Requirements: The entries are to be returned exactly, with images left out.

Provided data:

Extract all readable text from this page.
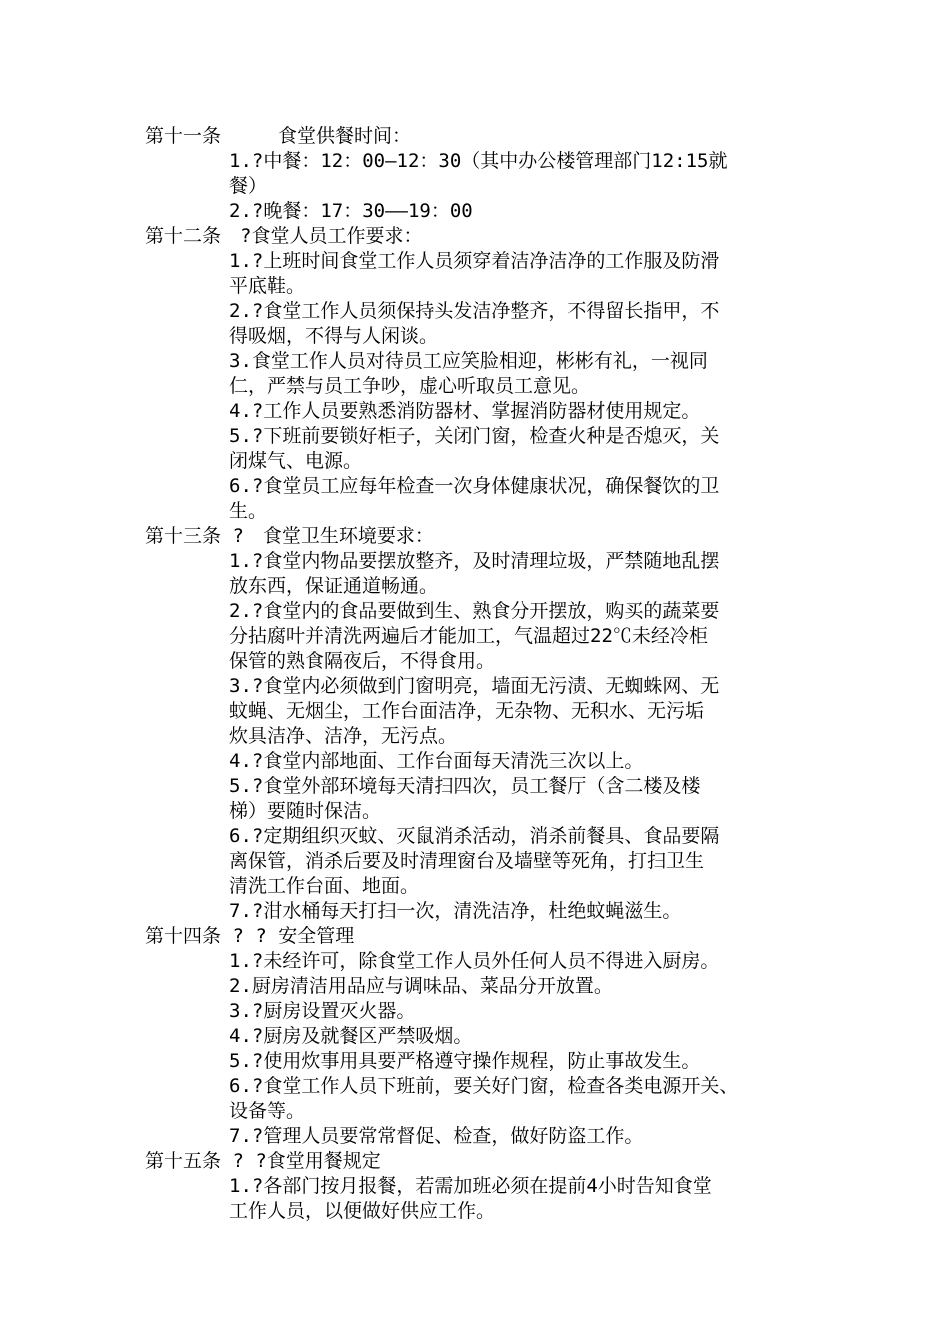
第十一条　　　食堂供餐时间：
1.?中餐：12：00—12：30（其中办公楼管理部门12:15就
餐）
2.?晚餐：17：30——19：00
第十二条　?食堂人员工作要求：
1.?上班时间食堂工作人员须穿着洁净洁净的工作服及防滑
平底鞋。
2.?食堂工作人员须保持头发洁净整齐，不得留长指甲，不
得吸烟，不得与人闲谈。
3.食堂工作人员对待员工应笑脸相迎，彬彬有礼，一视同
仁，严禁与员工争吵，虚心听取员工意见。
4.?工作人员要熟悉消防器材、掌握消防器材使用规定。
5.?下班前要锁好柜子，关闭门窗，检查火种是否熄灭，关
闭煤气、电源。
6.?食堂员工应每年检查一次身体健康状况，确保餐饮的卫
生。
第十三条 ?　食堂卫生环境要求：
1.?食堂内物品要摆放整齐，及时清理垃圾，严禁随地乱摆
放东西，保证通道畅通。
2.?食堂内的食品要做到生、熟食分开摆放，购买的蔬菜要
分拈腐叶并清洗两遍后才能加工，气温超过22℃未经冷柜
保管的熟食隔夜后，不得食用。
3.?食堂内必须做到门窗明亮，墙面无污渍、无蜘蛛网、无
蚊蝇、无烟尘，工作台面洁净，无杂物、无积水、无污垢
炊具洁净、洁净，无污点。
4.?食堂内部地面、工作台面每天清洗三次以上。
5.?食堂外部环境每天清扫四次，员工餐厅（含二楼及楼
梯）要随时保洁。
6.?定期组织灭蚊、灭鼠消杀活动，消杀前餐具、食品要隔
离保管，消杀后要及时清理窗台及墙壁等死角，打扫卫生
清洗工作台面、地面。
7.?泔水桶每天打扫一次，清洗洁净，杜绝蚊蝇滋生。
第十四条 ? ? 安全管理
1.?未经许可，除食堂工作人员外任何人员不得进入厨房。
2.厨房清洁用品应与调味品、菜品分开放置。
3.?厨房设置灭火器。
4.?厨房及就餐区严禁吸烟。
5.?使用炊事用具要严格遵守操作规程，防止事故发生。
6.?食堂工作人员下班前，要关好门窗，检查各类电源开关、
设备等。
7.?管理人员要常常督促、检查，做好防盗工作。
第十五条 ? ?食堂用餐规定
1.?各部门按月报餐，若需加班必须在提前4小时告知食堂
工作人员，以便做好供应工作。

Exercise response:
Extract all readable text from this page.
第十一条　　　食堂供餐时间：
1.?中餐：12：00—12：30（其中办公楼管理部门12:15就
餐）
2.?晚餐：17：30——19：00
第十二条　?食堂人员工作要求：
1.?上班时间食堂工作人员须穿着洁净洁净的工作服及防滑
平底鞋。
2.?食堂工作人员须保持头发洁净整齐，不得留长指甲，不
得吸烟，不得与人闲谈。
3.食堂工作人员对待员工应笑脸相迎，彬彬有礼，一视同
仁，严禁与员工争吵，虚心听取员工意见。
4.?工作人员要熟悉消防器材、掌握消防器材使用规定。
5.?下班前要锁好柜子，关闭门窗，检查火种是否熄灭，关
闭煤气、电源。
6.?食堂员工应每年检查一次身体健康状况，确保餐饮的卫
生。
第十三条 ?　食堂卫生环境要求：
1.?食堂内物品要摆放整齐，及时清理垃圾，严禁随地乱摆
放东西，保证通道畅通。
2.?食堂内的食品要做到生、熟食分开摆放，购买的蔬菜要
分拈腐叶并清洗两遍后才能加工，气温超过22℃未经冷柜
保管的熟食隔夜后，不得食用。
3.?食堂内必须做到门窗明亮，墙面无污渍、无蜘蛛网、无
蚊蝇、无烟尘，工作台面洁净，无杂物、无积水、无污垢
炊具洁净、洁净，无污点。
4.?食堂内部地面、工作台面每天清洗三次以上。
5.?食堂外部环境每天清扫四次，员工餐厅（含二楼及楼
梯）要随时保洁。
6.?定期组织灭蚊、灭鼠消杀活动，消杀前餐具、食品要隔
离保管，消杀后要及时清理窗台及墙壁等死角，打扫卫生
清洗工作台面、地面。
7.?泔水桶每天打扫一次，清洗洁净，杜绝蚊蝇滋生。
第十四条 ? ? 安全管理
1.?未经许可，除食堂工作人员外任何人员不得进入厨房。
2.厨房清洁用品应与调味品、菜品分开放置。
3.?厨房设置灭火器。
4.?厨房及就餐区严禁吸烟。
5.?使用炊事用具要严格遵守操作规程，防止事故发生。
6.?食堂工作人员下班前，要关好门窗，检查各类电源开关、
设备等。
7.?管理人员要常常督促、检查，做好防盗工作。
第十五条 ? ?食堂用餐规定
1.?各部门按月报餐，若需加班必须在提前4小时告知食堂
工作人员，以便做好供应工作。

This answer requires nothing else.